>> Begin
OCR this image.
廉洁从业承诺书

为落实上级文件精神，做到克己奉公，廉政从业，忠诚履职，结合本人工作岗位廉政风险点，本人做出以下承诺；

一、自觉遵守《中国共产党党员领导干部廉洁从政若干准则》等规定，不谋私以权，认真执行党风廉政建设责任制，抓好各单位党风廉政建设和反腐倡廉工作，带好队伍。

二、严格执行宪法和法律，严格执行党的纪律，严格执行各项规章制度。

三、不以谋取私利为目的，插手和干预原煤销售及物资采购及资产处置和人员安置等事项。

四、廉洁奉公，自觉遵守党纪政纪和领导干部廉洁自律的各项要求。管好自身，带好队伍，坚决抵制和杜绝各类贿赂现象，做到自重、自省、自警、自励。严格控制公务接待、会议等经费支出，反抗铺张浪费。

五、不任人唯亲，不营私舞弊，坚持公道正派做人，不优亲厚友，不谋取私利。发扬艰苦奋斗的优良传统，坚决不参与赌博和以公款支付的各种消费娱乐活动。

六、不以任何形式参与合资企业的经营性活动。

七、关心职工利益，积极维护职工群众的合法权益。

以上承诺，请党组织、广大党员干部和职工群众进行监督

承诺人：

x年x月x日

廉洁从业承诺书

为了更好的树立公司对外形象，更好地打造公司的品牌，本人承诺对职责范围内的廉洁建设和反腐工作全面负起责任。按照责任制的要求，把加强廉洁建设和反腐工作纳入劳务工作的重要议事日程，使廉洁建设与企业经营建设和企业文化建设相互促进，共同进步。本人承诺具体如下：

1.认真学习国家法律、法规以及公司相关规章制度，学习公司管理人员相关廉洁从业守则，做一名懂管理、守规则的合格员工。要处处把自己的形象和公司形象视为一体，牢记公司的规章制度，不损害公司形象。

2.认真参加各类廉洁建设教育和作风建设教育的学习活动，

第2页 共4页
>> End
**Work to complete:** Output each record exactly, leaving nothing out.

**Result:**
OCR this image.
廉洁从业承诺书

为落实上级文件精神，做到克己奉公，廉政从业，忠诚履职，结合本人工作岗位廉政风险点，本人做出以下承诺；

一、自觉遵守《中国共产党党员领导干部廉洁从政若干准则》等规定，不谋私以权，认真执行党风廉政建设责任制，抓好各单位党风廉政建设和反腐倡廉工作，带好队伍。

二、严格执行宪法和法律，严格执行党的纪律，严格执行各项规章制度。

三、不以谋取私利为目的，插手和干预原煤销售及物资采购及资产处置和人员安置等事项。

四、廉洁奉公，自觉遵守党纪政纪和领导干部廉洁自律的各项要求。管好自身，带好队伍，坚决抵制和杜绝各类贿赂现象，做到自重、自省、自警、自励。严格控制公务接待、会议等经费支出，反抗铺张浪费。

五、不任人唯亲，不营私舞弊，坚持公道正派做人，不优亲厚友，不谋取私利。发扬艰苦奋斗的优良传统，坚决不参与赌博和以公款支付的各种消费娱乐活动。

六、不以任何形式参与合资企业的经营性活动。

七、关心职工利益，积极维护职工群众的合法权益。

以上承诺，请党组织、广大党员干部和职工群众进行监督

承诺人：

x年x月x日

廉洁从业承诺书

为了更好的树立公司对外形象，更好地打造公司的品牌，本人承诺对职责范围内的廉洁建设和反腐工作全面负起责任。按照责任制的要求，把加强廉洁建设和反腐工作纳入劳务工作的重要议事日程，使廉洁建设与企业经营建设和企业文化建设相互促进，共同进步。本人承诺具体如下：

1.认真学习国家法律、法规以及公司相关规章制度，学习公司管理人员相关廉洁从业守则，做一名懂管理、守规则的合格员工。要处处把自己的形象和公司形象视为一体，牢记公司的规章制度，不损害公司形象。

2.认真参加各类廉洁建设教育和作风建设教育的学习活动，

第2页 共4页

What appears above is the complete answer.